[Stored items from a collection]
───
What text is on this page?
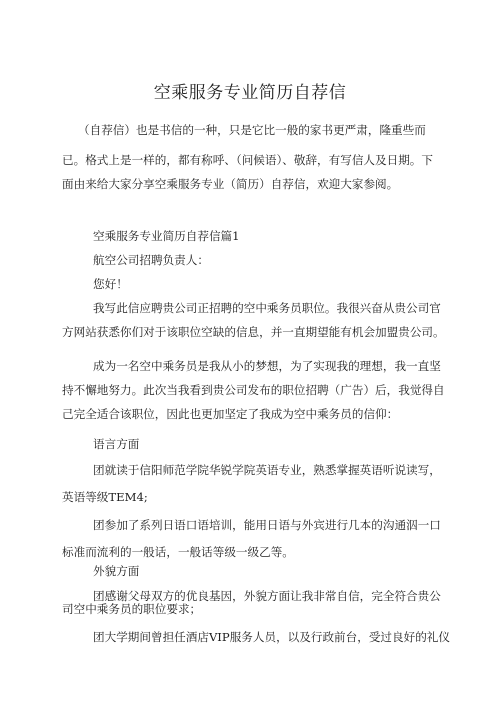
空乘服务专业简历自荐信

（自荐信）也是书信的一种，只是它比一般的家书更严肃，隆重些而

已。格式上是一样的，都有称呼、（问候语）、敬辞，有写信人及日期。下

面由来给大家分享空乘服务专业（简历）自荐信，欢迎大家参阅。

空乘服务专业简历自荐信篇1

航空公司招聘负责人：

您好！

我写此信应聘贵公司正招聘的空中乘务员职位。我很兴奋从贵公司官

方网站获悉你们对于该职位空缺的信息，并一直期望能有机会加盟贵公司。

成为一名空中乘务员是我从小的梦想，为了实现我的理想，我一直坚

持不懈地努力。此次当我看到贵公司发布的职位招聘（广告）后，我觉得自

己完全适合该职位，因此也更加坚定了我成为空中乘务员的信仰：

语言方面

团就读于信阳师范学院华锐学院英语专业，熟悉掌握英语听说读写，

英语等级TEM4;

团参加了系列日语口语培训，能用日语与外宾进行几本的沟通泅一口

标准而流利的一般话，一般话等级一级乙等。

外貌方面

团感谢父母双方的优良基因，外貌方面让我非常自信，完全符合贵公

司空中乘务员的职位要求；

团大学期间曾担任酒店VIP服务人员，以及行政前台，受过良好的礼仪
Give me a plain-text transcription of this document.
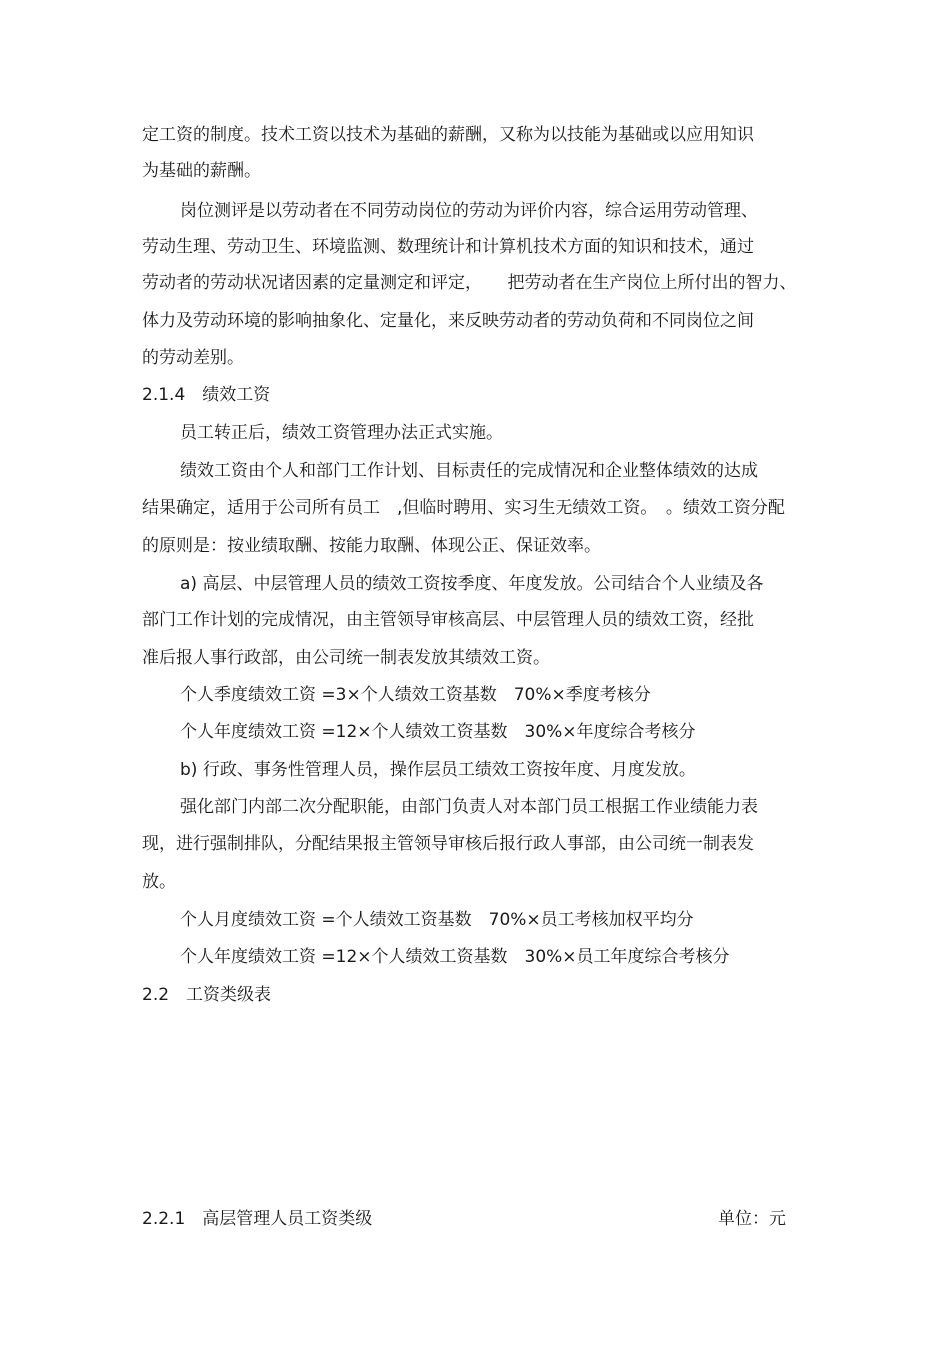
定工资的制度。技术工资以技术为基础的薪酬，又称为以技能为基础或以应用知识
为基础的薪酬。
岗位测评是以劳动者在不同劳动岗位的劳动为评价内容，综合运用劳动管理、
劳动生理、劳动卫生、环境监测、数理统计和计算机技术方面的知识和技术，通过
劳动者的劳动状况诸因素的定量测定和评定，　　把劳动者在生产岗位上所付出的智力、
体力及劳动环境的影响抽象化、定量化，来反映劳动者的劳动负荷和不同岗位之间
的劳动差别。
2.1.4　绩效工资
员工转正后，绩效工资管理办法正式实施。
绩效工资由个人和部门工作计划、目标责任的完成情况和企业整体绩效的达成
结果确定，适用于公司所有员工　,但临时聘用、实习生无绩效工资。　。绩效工资分配
的原则是：按业绩取酬、按能力取酬、体现公正、保证效率。
a) 高层、中层管理人员的绩效工资按季度、年度发放。公司结合个人业绩及各
部门工作计划的完成情况，由主管领导审核高层、中层管理人员的绩效工资，经批
准后报人事行政部，由公司统一制表发放其绩效工资。
个人季度绩效工资 =3×个人绩效工资基数　70%×季度考核分
个人年度绩效工资 =12×个人绩效工资基数　30%×年度综合考核分
b) 行政、事务性管理人员，操作层员工绩效工资按年度、月度发放。
强化部门内部二次分配职能，由部门负责人对本部门员工根据工作业绩能力表
现，进行强制排队，分配结果报主管领导审核后报行政人事部，由公司统一制表发
放。
个人月度绩效工资 =个人绩效工资基数　70%×员工考核加权平均分
个人年度绩效工资 =12×个人绩效工资基数　30%×员工年度综合考核分
2.2　工资类级表
2.2.1　高层管理人员工资类级	单位：元
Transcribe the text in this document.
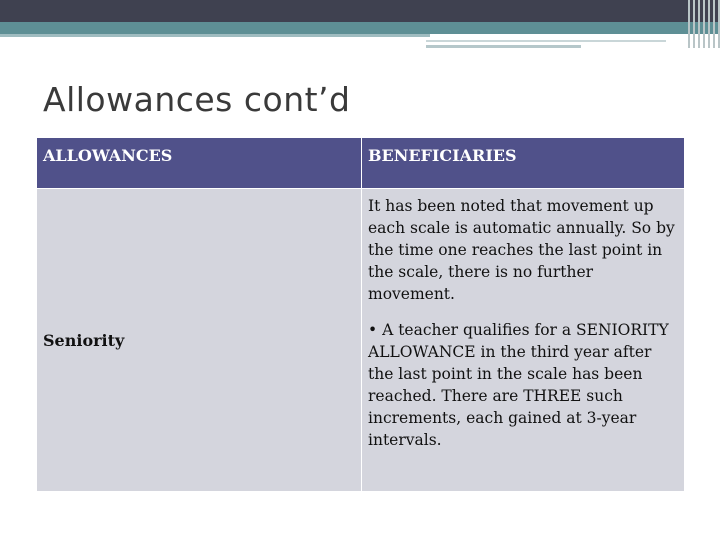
Allowances cont’d
ALLOWANCES	BENEFICIARIES
Seniority	It has been noted that movement up each scale is automatic annually. So by the time one reaches the last point in the scale, there is no further movement.

• A teacher qualifies for a SENIORITY ALLOWANCE in the third year after the last point in the scale has been reached. There are THREE such increments, each gained at 3-year intervals.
───
## EXERCISE
List all lines from the entries that include the word "this".

## THE COMPLETED TASK
What text is on this page?
Give me a plain-text transcription of this document.
Transcribe the text in this document.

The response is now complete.